__Exercise aim__
Find every line containing the word "BUSINESS" in the records below; report only how many there are.

__Materials provided__
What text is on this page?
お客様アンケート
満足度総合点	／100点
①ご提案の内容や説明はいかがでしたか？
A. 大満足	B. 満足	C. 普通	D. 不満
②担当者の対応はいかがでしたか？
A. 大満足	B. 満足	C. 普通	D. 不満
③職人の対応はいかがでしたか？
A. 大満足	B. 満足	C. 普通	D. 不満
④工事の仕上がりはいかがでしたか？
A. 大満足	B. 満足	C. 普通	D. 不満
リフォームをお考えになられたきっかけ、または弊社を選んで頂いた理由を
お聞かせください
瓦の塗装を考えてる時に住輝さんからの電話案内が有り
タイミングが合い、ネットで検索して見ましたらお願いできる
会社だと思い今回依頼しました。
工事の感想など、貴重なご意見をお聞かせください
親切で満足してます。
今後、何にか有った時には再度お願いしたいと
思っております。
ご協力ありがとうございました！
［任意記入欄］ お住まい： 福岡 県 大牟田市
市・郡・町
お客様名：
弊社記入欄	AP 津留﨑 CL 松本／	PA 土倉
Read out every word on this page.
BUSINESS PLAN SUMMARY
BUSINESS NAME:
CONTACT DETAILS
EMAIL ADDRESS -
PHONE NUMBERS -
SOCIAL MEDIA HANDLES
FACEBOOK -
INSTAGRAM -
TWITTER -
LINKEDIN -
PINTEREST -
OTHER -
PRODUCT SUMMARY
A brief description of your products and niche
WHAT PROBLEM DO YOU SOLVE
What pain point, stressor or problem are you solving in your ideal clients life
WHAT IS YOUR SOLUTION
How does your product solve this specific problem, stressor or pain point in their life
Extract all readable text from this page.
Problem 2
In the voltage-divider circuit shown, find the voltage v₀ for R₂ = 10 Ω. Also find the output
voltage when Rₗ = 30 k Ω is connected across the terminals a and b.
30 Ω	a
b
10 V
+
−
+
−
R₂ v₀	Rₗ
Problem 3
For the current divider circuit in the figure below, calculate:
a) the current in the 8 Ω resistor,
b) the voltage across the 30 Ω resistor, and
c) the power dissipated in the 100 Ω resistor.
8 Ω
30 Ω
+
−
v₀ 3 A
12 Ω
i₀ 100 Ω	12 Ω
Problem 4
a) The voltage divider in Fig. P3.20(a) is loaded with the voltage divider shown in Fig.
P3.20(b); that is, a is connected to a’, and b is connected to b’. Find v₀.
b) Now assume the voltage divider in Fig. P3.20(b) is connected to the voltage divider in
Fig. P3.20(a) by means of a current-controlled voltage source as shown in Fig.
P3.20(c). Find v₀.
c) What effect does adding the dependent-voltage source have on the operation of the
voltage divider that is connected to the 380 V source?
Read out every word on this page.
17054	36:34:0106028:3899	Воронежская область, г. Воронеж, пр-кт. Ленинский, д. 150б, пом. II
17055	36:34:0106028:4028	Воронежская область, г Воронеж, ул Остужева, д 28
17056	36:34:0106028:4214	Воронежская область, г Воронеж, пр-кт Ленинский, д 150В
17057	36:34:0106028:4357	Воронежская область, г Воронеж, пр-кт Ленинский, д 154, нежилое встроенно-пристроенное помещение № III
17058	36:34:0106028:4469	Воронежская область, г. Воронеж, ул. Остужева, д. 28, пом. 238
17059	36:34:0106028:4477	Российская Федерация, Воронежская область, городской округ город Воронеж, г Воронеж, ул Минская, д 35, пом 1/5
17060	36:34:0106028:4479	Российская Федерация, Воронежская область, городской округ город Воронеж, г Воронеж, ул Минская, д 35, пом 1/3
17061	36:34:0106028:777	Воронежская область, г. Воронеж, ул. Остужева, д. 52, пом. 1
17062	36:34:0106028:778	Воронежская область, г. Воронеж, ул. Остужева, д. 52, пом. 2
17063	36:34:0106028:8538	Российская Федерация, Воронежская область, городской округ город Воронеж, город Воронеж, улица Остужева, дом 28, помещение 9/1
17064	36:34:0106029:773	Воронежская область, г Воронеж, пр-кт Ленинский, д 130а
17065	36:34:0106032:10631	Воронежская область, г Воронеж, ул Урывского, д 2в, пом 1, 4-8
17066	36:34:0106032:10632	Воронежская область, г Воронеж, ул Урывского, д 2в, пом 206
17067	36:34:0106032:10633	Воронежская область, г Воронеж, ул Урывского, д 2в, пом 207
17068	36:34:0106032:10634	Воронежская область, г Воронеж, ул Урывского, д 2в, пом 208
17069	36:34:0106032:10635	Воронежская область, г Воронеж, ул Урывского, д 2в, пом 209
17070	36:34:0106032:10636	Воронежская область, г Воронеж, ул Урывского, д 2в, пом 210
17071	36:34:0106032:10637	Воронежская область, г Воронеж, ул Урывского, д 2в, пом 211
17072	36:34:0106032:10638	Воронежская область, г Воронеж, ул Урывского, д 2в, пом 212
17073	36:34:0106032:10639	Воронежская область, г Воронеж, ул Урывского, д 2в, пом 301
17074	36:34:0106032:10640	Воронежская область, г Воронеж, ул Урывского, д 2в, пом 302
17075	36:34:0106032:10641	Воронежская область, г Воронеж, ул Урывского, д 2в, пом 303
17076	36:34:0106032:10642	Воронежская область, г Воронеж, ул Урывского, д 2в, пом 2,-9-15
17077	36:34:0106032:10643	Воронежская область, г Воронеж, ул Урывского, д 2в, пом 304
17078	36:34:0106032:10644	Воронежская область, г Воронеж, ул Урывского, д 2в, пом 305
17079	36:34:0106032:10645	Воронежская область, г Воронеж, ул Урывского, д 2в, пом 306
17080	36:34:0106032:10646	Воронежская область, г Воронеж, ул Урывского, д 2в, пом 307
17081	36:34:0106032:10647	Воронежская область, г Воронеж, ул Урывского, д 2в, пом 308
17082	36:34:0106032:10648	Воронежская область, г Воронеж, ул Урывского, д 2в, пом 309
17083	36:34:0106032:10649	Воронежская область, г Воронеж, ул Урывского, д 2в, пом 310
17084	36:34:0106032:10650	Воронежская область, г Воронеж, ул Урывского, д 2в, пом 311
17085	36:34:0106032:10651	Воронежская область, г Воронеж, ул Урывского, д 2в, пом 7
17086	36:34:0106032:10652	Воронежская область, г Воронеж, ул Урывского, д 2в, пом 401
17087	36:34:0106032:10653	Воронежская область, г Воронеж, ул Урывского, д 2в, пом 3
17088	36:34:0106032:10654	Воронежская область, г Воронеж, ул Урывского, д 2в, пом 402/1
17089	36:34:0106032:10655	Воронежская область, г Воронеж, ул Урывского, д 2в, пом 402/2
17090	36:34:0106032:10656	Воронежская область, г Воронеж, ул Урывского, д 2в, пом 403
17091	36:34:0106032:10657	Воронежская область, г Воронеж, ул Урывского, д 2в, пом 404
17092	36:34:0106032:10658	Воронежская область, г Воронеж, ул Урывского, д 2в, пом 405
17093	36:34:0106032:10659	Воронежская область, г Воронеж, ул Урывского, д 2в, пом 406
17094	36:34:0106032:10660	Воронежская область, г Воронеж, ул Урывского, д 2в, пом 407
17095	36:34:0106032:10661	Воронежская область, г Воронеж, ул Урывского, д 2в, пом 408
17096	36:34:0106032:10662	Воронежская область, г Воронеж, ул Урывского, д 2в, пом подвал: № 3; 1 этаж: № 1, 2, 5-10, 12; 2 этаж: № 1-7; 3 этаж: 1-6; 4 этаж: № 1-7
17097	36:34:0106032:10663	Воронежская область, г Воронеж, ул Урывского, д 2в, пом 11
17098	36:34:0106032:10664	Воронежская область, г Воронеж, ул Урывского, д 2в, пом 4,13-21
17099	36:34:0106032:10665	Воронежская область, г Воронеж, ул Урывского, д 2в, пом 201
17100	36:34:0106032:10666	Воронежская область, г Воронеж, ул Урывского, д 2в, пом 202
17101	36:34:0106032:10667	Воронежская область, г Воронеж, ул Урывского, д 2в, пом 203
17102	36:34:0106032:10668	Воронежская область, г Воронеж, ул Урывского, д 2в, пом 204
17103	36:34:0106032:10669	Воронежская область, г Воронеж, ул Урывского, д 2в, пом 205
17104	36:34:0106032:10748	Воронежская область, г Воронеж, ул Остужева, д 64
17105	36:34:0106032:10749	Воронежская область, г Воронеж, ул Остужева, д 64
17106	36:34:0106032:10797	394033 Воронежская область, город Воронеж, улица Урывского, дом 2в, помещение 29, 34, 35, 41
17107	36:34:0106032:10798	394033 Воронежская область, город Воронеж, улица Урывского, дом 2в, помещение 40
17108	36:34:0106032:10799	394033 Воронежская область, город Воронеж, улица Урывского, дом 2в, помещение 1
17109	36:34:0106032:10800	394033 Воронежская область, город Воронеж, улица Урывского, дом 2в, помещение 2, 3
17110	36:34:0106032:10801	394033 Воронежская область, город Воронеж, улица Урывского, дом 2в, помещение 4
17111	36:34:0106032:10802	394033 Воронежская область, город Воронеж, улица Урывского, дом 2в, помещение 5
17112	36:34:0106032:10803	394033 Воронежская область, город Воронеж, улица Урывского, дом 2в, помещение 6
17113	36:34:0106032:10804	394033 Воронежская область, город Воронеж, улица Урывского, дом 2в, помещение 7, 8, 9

__Finished task__
2